> [Data provided]

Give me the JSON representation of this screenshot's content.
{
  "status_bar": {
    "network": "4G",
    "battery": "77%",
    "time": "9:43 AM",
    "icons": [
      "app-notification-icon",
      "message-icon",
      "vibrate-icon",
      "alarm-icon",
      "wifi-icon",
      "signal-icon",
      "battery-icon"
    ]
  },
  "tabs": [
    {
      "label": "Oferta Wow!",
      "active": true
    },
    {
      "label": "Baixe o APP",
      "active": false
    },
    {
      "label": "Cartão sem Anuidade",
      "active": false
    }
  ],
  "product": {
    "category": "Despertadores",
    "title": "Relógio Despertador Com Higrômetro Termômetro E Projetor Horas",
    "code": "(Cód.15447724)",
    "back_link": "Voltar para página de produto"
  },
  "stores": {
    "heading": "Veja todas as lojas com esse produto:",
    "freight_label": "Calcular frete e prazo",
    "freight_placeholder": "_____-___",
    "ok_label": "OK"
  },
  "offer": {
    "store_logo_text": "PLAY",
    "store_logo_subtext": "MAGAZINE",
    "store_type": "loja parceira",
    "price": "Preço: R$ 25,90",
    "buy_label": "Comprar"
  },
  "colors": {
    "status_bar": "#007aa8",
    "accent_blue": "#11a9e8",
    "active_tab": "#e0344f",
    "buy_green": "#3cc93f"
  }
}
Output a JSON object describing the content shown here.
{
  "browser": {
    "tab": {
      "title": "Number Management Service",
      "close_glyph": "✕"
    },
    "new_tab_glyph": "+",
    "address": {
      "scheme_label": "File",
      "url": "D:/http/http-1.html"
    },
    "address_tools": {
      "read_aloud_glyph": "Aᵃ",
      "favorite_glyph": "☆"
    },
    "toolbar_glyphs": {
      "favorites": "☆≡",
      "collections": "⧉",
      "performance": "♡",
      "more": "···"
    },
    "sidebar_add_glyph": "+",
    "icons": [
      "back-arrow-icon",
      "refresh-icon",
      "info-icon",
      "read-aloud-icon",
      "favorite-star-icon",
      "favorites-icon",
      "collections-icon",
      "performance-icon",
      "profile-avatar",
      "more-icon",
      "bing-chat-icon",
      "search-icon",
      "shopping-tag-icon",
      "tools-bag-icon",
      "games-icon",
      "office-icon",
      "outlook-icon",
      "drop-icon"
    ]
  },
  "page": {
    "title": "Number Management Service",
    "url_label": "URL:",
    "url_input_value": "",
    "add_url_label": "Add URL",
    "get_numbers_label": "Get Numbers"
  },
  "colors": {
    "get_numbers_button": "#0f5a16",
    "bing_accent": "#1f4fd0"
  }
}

> [Task]
Show the lines where the word "produto" appears in the entries.

> [Answer to the task]
    "back_link": "Voltar para página de produto"
    "heading": "Veja todas as lojas com esse produto:",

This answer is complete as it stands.